” I met my German in-laws separately on two different occasions. My brother and sister-in-law in Hongkong before our wedding while my parents in law when I moved to Germany. I had a mixed emotion. I didn’t know what to expect. In the end, they have surpassed my expectations”.
I had a little idea of how German people’s characteristics are, strict but nice as well as friendly. Most of all, they like staring at people.
Nonetheless, that was just my stereotype of them, especially from the ones I met in my travels.
My siblings in law
I didn’t know what the first impression my siblings in law, Alex, my husband’s brother, and his wife, Julia, would have on me. Although I have met them on Skype plenty of times before, this was my first time meeting them in person. They traveled to Hongkong to be part of our wedding. Doing that made me appreciate them more.
Meeting at a restaurant recommended by Michelin.
In Hongkong, you’ll find hundreds of fine restaurants that serve exquisite dishes.
My husband and I first arrived, so we made a table reservation for four. I was anxiously waiting, but then, when they finally came in, we exchanged each other a massive hug like we’ve known each other for a long, long time, and we were delighted to see each other.
As far as I knew, they were also excited to meet me in person finally and witness and be part of our special day.
We spent the entire night altogether, hit some bars, drunk, and chatted a lot. They spoke excellent English, so I didn’t have a problem in terms of communication.
My brother in law, Alex, was quite similar to my husband, gentleman, good talker, amicable, and liked beer loads.
On the one hand, my sister in law, Julia, was calm and a sweet woman and multilingual. ( amazing!) She told me she’s an only child, that being so, she’s thrilled for me to be part of the family Kaiser. Now, there would be one more lady in the family.
We separated happily and was looking forward to the next meeting.
Meeting my parents in law
( I like to call them Mum & Dad, and they’re happy with that) They swung by at our apartment in Munich so that we could go together to the restaurant.
Feeling tensed was consistently my emotion. My heart was pumping so fast. It’s probably because I drunk too much coffee that day, or it’s just that, naturally, I was too nervous.
“The first impression lasts forever”
I always believed in that saying. For that reason, I kept asking my husband if I looked alright with my dress.
He always knew how to make me feel better and relax, he didn’t have any other words to say except ” you look, beautiful sweetheart, don’t worry, they liked you already. Just be yourself“.
(Just be yourself for me means I can be clumsy)
Wie Geht es Ihnen? ( how are you) The first words I spoke to my father in law
Wie geht es Dir, he said
Oh yea, I laughed. ” Entschuldigung” – that means sorry in English
Actually, that was a correction.
Using ” Ihnen” is a more formal one, for people we don’t know or in a very formal event, while
” dir” is a casual one. Dad wanted to make me feel comfortable by using a casual conversation.
Giving a small present is part of German culture.
In Germany, it’s polite to bring someone a present at the first or second or every meeting. It’s highly part of the tradition that one of the German traditions lived with.

■ **DATA FOR REVIEW**:
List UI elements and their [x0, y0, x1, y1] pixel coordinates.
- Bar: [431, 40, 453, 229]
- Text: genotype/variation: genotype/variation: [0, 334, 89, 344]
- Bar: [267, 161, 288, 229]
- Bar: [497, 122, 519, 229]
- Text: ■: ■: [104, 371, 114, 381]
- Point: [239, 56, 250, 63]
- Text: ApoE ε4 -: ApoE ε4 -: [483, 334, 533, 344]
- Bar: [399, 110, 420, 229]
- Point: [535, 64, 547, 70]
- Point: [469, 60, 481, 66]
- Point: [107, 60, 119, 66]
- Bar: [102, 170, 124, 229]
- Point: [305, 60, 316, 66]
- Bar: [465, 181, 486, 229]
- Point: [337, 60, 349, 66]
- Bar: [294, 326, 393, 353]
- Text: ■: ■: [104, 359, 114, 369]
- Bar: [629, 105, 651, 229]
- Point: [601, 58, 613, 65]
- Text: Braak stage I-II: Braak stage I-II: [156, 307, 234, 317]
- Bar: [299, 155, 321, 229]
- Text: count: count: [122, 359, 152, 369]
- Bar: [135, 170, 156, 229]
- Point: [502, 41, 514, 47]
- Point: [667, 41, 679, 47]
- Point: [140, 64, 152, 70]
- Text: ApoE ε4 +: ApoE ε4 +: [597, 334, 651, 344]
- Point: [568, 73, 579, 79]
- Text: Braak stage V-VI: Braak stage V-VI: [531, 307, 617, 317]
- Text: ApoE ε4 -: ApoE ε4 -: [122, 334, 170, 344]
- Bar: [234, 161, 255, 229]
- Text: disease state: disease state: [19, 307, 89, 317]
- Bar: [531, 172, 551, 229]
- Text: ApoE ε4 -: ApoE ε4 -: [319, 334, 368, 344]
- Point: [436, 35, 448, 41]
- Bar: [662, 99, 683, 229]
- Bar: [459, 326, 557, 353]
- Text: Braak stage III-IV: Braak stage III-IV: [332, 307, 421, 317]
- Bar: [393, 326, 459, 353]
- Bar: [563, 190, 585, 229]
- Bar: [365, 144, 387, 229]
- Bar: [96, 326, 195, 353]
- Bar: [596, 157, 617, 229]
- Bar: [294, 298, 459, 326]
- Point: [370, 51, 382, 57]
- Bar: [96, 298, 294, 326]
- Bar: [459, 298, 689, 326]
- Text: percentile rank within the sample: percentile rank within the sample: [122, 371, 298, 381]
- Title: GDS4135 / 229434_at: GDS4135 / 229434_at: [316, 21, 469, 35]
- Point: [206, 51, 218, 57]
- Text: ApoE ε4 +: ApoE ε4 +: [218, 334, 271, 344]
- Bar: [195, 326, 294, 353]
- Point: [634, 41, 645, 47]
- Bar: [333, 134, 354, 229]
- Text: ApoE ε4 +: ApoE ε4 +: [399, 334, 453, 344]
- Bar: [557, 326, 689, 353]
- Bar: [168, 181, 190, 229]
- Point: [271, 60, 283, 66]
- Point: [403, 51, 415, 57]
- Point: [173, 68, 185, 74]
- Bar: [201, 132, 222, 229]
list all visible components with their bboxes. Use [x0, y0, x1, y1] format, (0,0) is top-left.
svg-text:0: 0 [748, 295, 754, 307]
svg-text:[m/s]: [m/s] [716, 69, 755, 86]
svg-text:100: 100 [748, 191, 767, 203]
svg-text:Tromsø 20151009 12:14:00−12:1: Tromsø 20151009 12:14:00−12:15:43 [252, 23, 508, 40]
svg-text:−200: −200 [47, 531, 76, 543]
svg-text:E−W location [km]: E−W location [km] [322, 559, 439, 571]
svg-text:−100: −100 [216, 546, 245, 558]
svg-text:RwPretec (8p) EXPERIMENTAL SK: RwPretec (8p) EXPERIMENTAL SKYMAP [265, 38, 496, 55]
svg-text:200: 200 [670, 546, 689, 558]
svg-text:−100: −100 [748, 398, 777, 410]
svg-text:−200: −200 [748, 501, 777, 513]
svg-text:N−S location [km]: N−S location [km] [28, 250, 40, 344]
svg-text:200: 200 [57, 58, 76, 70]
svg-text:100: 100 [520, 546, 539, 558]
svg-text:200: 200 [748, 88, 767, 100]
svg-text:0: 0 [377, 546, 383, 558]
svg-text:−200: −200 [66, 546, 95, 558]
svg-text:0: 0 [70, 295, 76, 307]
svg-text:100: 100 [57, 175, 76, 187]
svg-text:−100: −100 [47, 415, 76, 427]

■ **ABOUT THIS EXERCISE**: Summarize the text about meeting German in-laws in two sentences. The data has nothing to do with the text.

■ **YOUR SOLUTION**: The writer met the German in-laws on two separate occasions, first Alex and Julia in Hongkong before the wedding and later the parents-in-law after moving to Germany, and they surpassed the writer's expectations. The siblings-in-law were greeted with a massive hug and spent the night at bars chatting, while the meeting with the parents-in-law in Munich began nervously, with the father-in-law correcting the writer's formal "Ihnen" to the casual "dir" to make the writer feel comfortable.